A block of data:
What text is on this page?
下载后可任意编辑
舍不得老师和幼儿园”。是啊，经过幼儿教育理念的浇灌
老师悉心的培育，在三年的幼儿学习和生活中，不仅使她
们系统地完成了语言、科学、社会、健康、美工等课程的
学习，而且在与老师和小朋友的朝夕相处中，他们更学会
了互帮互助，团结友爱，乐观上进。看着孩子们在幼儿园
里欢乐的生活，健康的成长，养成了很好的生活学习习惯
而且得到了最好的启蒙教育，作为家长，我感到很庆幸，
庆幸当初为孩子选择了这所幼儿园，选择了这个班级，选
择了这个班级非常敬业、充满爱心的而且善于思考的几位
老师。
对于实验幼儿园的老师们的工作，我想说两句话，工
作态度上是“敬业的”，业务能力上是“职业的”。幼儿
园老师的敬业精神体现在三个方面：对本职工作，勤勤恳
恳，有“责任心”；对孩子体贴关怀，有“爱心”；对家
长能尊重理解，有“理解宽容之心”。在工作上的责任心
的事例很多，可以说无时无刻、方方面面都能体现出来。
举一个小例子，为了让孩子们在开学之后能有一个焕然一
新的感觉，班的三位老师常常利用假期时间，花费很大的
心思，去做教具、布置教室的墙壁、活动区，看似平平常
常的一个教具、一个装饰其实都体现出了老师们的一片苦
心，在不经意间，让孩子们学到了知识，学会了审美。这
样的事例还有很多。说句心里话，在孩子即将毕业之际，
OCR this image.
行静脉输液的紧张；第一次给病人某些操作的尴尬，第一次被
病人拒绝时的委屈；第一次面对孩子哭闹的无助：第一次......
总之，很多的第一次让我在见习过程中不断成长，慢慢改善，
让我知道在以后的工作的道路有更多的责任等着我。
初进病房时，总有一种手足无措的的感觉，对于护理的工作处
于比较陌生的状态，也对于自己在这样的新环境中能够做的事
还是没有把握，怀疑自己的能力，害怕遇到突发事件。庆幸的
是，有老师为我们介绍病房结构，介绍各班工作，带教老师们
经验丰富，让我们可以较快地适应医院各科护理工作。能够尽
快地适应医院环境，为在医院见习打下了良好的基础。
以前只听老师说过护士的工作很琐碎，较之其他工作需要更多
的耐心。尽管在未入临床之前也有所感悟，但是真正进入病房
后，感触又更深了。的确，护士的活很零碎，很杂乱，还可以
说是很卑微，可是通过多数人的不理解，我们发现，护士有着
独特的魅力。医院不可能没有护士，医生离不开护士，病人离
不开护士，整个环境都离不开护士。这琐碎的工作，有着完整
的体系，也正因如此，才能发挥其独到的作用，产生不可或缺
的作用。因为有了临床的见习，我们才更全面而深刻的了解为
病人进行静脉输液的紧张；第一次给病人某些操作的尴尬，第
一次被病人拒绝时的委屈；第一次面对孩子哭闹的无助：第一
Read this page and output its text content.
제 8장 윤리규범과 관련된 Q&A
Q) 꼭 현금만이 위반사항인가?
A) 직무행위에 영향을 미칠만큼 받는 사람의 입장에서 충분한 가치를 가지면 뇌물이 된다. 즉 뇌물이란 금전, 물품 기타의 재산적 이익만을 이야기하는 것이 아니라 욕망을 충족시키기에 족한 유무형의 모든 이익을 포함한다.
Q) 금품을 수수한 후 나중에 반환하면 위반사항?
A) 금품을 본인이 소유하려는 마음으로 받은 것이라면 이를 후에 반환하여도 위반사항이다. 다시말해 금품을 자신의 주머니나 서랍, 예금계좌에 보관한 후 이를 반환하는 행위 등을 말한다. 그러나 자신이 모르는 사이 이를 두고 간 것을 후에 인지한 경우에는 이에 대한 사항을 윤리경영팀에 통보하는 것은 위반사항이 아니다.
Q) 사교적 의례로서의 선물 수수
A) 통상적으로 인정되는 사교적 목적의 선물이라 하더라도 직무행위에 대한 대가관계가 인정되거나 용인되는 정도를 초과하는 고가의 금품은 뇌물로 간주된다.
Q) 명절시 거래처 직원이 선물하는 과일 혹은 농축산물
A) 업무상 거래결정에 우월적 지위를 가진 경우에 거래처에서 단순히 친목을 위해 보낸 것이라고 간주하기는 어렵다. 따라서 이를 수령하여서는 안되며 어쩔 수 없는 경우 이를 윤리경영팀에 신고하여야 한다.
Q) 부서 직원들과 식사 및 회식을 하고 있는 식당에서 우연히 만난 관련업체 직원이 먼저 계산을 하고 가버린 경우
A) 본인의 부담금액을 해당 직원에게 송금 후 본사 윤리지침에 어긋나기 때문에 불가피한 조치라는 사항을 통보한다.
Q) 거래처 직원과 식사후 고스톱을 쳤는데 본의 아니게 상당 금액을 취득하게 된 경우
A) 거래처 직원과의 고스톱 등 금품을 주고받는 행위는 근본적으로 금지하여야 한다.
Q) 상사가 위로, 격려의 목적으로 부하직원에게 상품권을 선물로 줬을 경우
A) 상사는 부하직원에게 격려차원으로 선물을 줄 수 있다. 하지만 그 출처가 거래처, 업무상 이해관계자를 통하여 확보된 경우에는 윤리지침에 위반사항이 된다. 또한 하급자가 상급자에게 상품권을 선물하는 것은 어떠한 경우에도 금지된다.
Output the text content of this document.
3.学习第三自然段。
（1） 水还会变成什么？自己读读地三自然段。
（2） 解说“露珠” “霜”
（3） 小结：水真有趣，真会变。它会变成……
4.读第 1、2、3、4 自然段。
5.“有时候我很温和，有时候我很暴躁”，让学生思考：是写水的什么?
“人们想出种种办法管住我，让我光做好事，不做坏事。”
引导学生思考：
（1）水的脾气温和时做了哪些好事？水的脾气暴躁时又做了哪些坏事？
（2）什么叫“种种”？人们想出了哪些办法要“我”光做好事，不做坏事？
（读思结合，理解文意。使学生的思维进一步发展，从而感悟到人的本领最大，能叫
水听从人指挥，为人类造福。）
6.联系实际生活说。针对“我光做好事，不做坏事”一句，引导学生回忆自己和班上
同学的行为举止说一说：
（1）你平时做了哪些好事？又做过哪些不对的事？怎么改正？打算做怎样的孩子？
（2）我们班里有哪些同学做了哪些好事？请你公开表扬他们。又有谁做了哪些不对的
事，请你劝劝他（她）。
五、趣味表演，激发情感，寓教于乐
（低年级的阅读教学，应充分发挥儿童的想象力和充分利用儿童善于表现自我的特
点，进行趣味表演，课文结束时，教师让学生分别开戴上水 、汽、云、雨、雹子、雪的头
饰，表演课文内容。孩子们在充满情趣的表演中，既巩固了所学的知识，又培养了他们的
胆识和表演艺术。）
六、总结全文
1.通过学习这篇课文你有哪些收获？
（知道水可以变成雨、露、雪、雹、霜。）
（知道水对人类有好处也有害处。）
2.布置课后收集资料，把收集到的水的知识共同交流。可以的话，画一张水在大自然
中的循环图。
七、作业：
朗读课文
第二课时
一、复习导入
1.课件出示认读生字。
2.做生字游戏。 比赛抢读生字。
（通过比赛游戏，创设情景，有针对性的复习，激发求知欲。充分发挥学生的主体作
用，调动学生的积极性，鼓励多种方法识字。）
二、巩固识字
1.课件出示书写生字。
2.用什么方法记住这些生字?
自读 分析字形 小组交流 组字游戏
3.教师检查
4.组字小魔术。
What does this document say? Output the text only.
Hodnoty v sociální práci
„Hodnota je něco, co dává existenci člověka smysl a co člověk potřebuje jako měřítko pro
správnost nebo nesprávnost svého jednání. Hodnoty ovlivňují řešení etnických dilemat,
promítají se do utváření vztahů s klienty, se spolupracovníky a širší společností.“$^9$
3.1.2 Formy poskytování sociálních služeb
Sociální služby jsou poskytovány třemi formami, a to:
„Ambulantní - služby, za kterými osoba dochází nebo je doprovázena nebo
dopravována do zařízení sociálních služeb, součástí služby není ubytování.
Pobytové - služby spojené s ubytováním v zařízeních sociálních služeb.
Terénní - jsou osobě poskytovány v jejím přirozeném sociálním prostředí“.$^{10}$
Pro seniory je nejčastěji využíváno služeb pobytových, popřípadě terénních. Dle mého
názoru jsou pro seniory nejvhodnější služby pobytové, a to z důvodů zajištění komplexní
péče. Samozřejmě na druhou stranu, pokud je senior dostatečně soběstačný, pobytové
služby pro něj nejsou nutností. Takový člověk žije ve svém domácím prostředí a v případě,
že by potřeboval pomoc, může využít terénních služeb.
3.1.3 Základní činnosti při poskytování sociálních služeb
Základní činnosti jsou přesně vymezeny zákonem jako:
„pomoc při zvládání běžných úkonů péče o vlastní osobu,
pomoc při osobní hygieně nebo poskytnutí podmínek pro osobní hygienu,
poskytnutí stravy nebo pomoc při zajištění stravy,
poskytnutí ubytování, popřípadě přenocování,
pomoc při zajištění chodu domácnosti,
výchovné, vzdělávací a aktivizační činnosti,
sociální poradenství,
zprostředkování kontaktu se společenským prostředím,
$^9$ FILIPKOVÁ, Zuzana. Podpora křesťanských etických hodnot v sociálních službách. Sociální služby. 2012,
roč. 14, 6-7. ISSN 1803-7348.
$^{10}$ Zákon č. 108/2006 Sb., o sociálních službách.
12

Job: Go through the listing above and work out how many lines contain the string "činnosti". Reply with the number alone.

Exercise output: 3